__INSTRUCTIONS FOR THE TASK__.
Copy out every line of the records where the string "länder" occurs.

__Document page transcription items__.
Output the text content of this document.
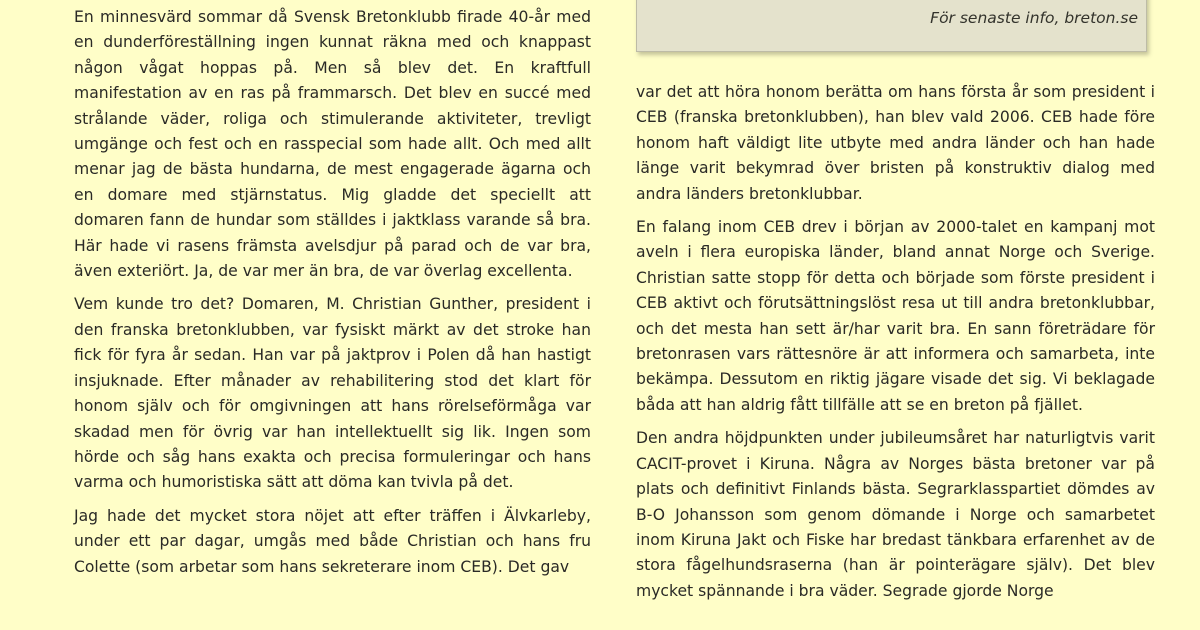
En minnesvärd sommar då Svensk Bretonklubb firade 40-år med en dunderföreställning ingen kunnat räkna med och knappast någon vågat hoppas på. Men så blev det. En kraftfull manifestation av en ras på frammarsch. Det blev en succé med strålande väder, roliga och stimulerande aktiviteter, trevligt umgänge och fest och en rasspecial som hade allt. Och med allt menar jag de bästa hundarna, de mest engagerade ägarna och en domare med stjärnstatus. Mig gladde det speciellt att domaren fann de hundar som ställdes i jaktklass varande så bra. Här hade vi rasens främsta avelsdjur på parad och de var bra, även exteriört. Ja, de var mer än bra, de var överlag excellenta.

Vem kunde tro det? Domaren, M. Christian Gunther, president i den franska bretonklubben, var fysiskt märkt av det stroke han fick för fyra år sedan. Han var på jaktprov i Polen då han hastigt insjuknade. Efter månader av rehabilitering stod det klart för honom själv och för omgivningen att hans rörelseförmåga var skadad men för övrig var han intellektuellt sig lik. Ingen som hörde och såg hans exakta och precisa formuleringar och hans varma och humoristiska sätt att döma kan tvivla på det.

Jag hade det mycket stora nöjet att efter träffen i Älvkarleby, under ett par dagar, umgås med både Christian och hans fru Colette (som arbetar som hans sekreterare inom CEB). Det gav

För senaste info, breton.se

var det att höra honom berätta om hans första år som president i CEB (franska bretonklubben), han blev vald 2006. CEB hade före honom haft väldigt lite utbyte med andra länder och han hade länge varit bekymrad över bristen på konstruktiv dialog med andra länders bretonklubbar.

En falang inom CEB drev i början av 2000-talet en kampanj mot aveln i flera europiska länder, bland annat Norge och Sverige. Christian satte stopp för detta och började som förste president i CEB aktivt och förutsättningslöst resa ut till andra bretonklubbar, och det mesta han sett är/har varit bra. En sann företrädare för bretonrasen vars rättesnöre är att informera och samarbeta, inte bekämpa. Dessutom en riktig jägare visade det sig. Vi beklagade båda att han aldrig fått tillfälle att se en breton på fjället.

Den andra höjdpunkten under jubileumsåret har naturligtvis varit CACIT-provet i Kiruna. Några av Norges bästa bretoner var på plats och definitivt Finlands bästa. Segrarklasspartiet dömdes av B-O Johansson som genom dömande i Norge och samarbetet inom Kiruna Jakt och Fiske har bredast tänkbara erfarenhet av de stora fågelhundsraserna (han är pointerägare själv). Det blev mycket spännande i bra väder. Segrade gjorde Norge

__TASK SOLUTION__.
var det att höra honom berätta om hans första år som president i CEB (franska bretonklubben), han blev vald 2006. CEB hade före honom haft väldigt lite utbyte med andra länder och han hade länge varit bekymrad över bristen på konstruktiv dialog med andra länders bretonklubbar.
En falang inom CEB drev i början av 2000-talet en kampanj mot aveln i flera europiska länder, bland annat Norge och Sverige. Christian satte stopp för detta och började som förste president i CEB aktivt och förutsättningslöst resa ut till andra bretonklubbar, och det mesta han sett är/har varit bra. En sann företrädare för bretonrasen vars rättesnöre är att informera och samarbeta, inte bekämpa. Dessutom en riktig jägare visade det sig. Vi beklagade båda att han aldrig fått tillfälle att se en breton på fjället.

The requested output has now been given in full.